PASSAGE:
(begin)

Park Myung-Suk (also Park Myeong-Seok; 박명석; born January 9, 1970) is a South Korean former Olympic wrestler.

Wrestling career
His sports club is Ma San City Hall.

Park won the gold medals at the 1989 Asian Wrestling Championships: 74.0 kg Greco-Roman, the 1992 and 1993 Asian Championships: 82.0 kg Greco-Roman, and the 1997 and 1998 Asian Championships: 85.0 kg Greco-Roman.

He competed for South Korea at the 1992 Summer Olympics in Barcelona, at the age of 22, in Wrestling--Men's Middleweight (82 kg), Greco-Roman. He lost to Thomas Zander of Germany in the first round, beat Jean-Pierre Wafflard of Belgium in the second round, and was defeated by Magnus Fredriksson of Sweden in the third round.

Park also competed for South Korea at the 1996 Summer Olympics in Atlanta at the age of 26 in Wrestling--Men's Middleweight (82 kg), Greco-Roman, and came in 14th.

(end)

COLLECTED MATERIAL:
(begin)

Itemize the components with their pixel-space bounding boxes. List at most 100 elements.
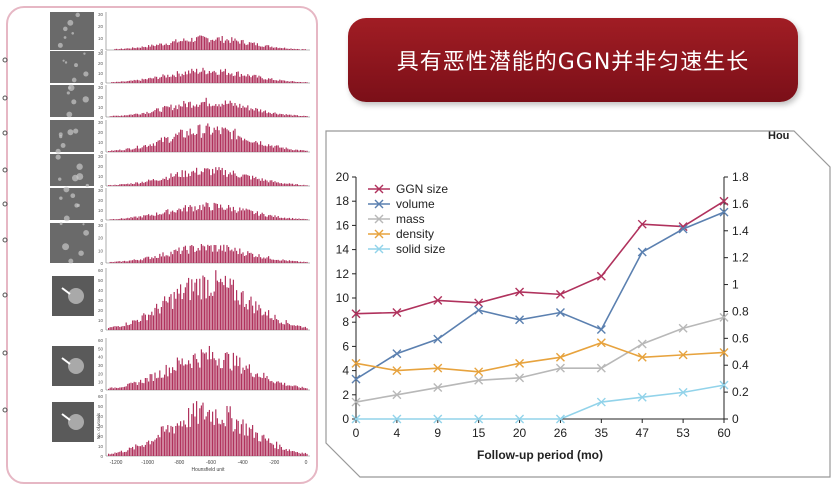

(end)

PROBLEMS TO WORK ON:
(1) According to the biography, what place did Park finish in at the 1996 Summer Olympics?
(2) Quote the biography word for word, from "Park Myung-Suk (also" down to "the third round.".
(3) Recast the biography's paragraph beginning "He competed for South Korea at the 1992 Summer Olympics" as a short list that keeps its main facts.

ANSWERS FOR THE TASKS:
(1) 14th

(2)
Park Myung-Suk (also Park Myeong-Seok; 박명석; born January 9, 1970) is a South Korean former Olympic wrestler.

Wrestling career
His sports club is Ma San City Hall.

Park won the gold medals at the 1989 Asian Wrestling Championships: 74.0 kg Greco-Roman, the 1992 and 1993 Asian Championships: 82.0 kg Greco-Roman, and the 1997 and 1998 Asian Championships: 85.0 kg Greco-Roman.

He competed for South Korea at the 1992 Summer Olympics in Barcelona, at the age of 22, in Wrestling--Men's Middleweight (82 kg), Greco-Roman. He lost to Thomas Zander of Germany in the first round, beat Jean-Pierre Wafflard of Belgium in the second round, and was defeated by Magnus Fredriksson of Sweden in the third round.

(3)
- Event: 1992 Summer Olympics in Barcelona, Wrestling, Men's Middleweight (82 kg), Greco-Roman
- Age: 22
- First round: lost to Thomas Zander of Germany
- Second round: beat Jean-Pierre Wafflard of Belgium
- Third round: defeated by Magnus Fredriksson of Sweden